Stored data
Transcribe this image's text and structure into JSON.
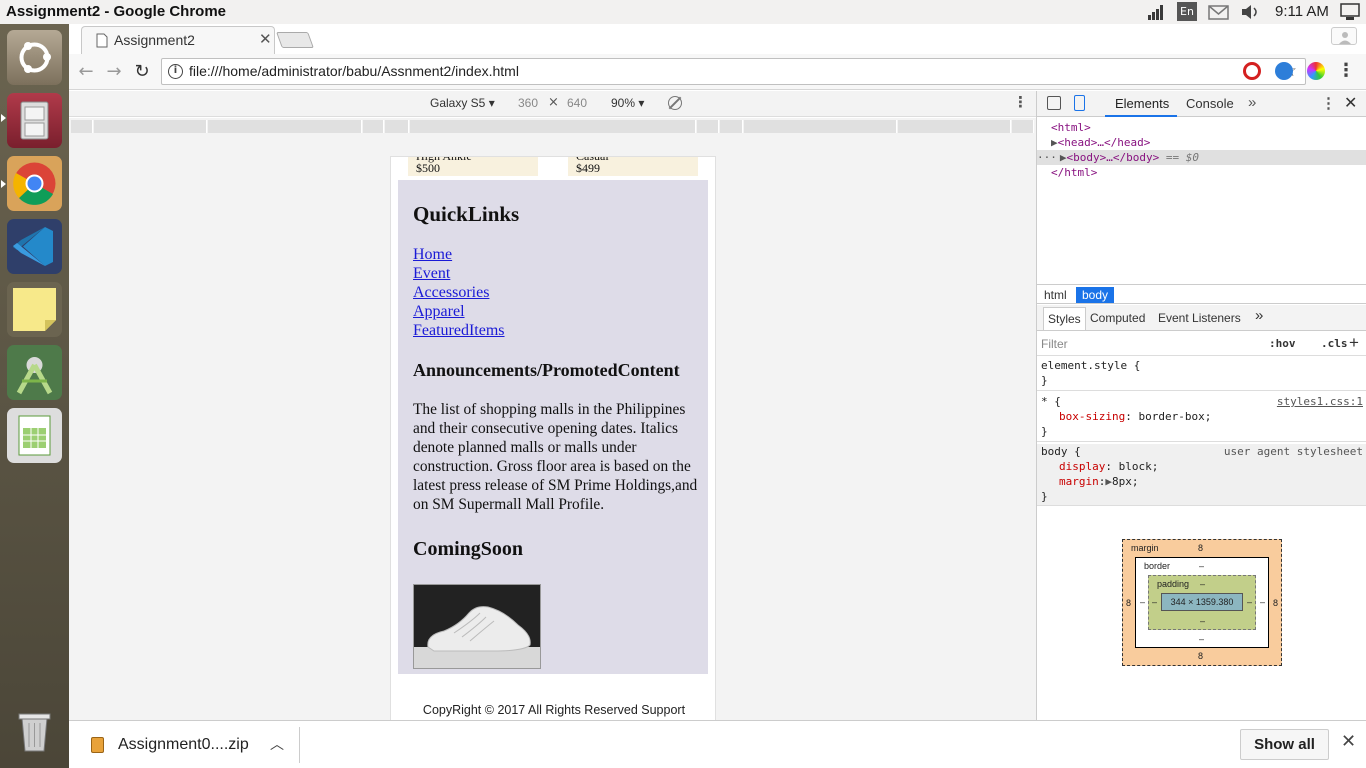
{
  "panel": {
    "window_title": "Assignment2 - Google Chrome",
    "lang": "En",
    "time": "9:11 AM"
  },
  "launcher": {
    "items": [
      "ubuntu-logo",
      "files",
      "chrome",
      "vscode",
      "sticky-notes",
      "android-studio",
      "calc"
    ],
    "trash": "trash"
  },
  "browser": {
    "tab_title": "Assignment2",
    "url": "file:///home/administrator/babu/Assnment2/index.html",
    "device": {
      "name": "Galaxy S5",
      "width": "360",
      "x": "×",
      "height": "640",
      "zoom": "90%"
    }
  },
  "page": {
    "products": [
      {
        "name": "High Ankle",
        "price": "$500"
      },
      {
        "name": "Casual",
        "price": "$499"
      }
    ],
    "quicklinks_title": "QuickLinks",
    "links": [
      "Home",
      "Event",
      "Accessories",
      "Apparel",
      "FeaturedItems"
    ],
    "announce_title": "Announcements/PromotedContent",
    "announce_text": "The list of shopping malls in the Philippines and their consecutive opening dates. Italics denote planned malls or malls under construction. Gross floor area is based on the latest press release of SM Prime Holdings,and on SM Supermall Mall Profile.",
    "coming_title": "ComingSoon",
    "footer": "CopyRight © 2017 All Rights Reserved Support"
  },
  "devtools": {
    "tabs": [
      "Elements",
      "Console"
    ],
    "dom": {
      "html_open": "<html>",
      "head": "<head>…</head>",
      "body": "<body>…</body>",
      "selected_marker": "== $0",
      "html_close": "</html>"
    },
    "crumbs": [
      "html",
      "body"
    ],
    "style_tabs": [
      "Styles",
      "Computed",
      "Event Listeners"
    ],
    "filter_placeholder": "Filter",
    "hov": ":hov",
    "cls": ".cls",
    "rules": {
      "element_style": "element.style {",
      "close": "}",
      "star_selector": "* {",
      "star_source": "styles1.css:1",
      "star_prop": "box-sizing",
      "star_val": "border-box;",
      "body_selector": "body {",
      "body_source": "user agent stylesheet",
      "body_prop1": "display",
      "body_val1": "block;",
      "body_prop2": "margin",
      "body_val2": "8px;"
    },
    "boxmodel": {
      "margin_label": "margin",
      "margin": "8",
      "border_label": "border",
      "dash": "–",
      "padding_label": "padding",
      "content": "344 × 1359.380"
    }
  },
  "downloads": {
    "file": "Assignment0....zip",
    "show_all": "Show all"
  }
}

▶ [GIVEN TASK]:
Copy every line that contains the string "border".

▶ [TASK OUTPUT]:
      "star_val": "border-box;",
      "border_label": "border",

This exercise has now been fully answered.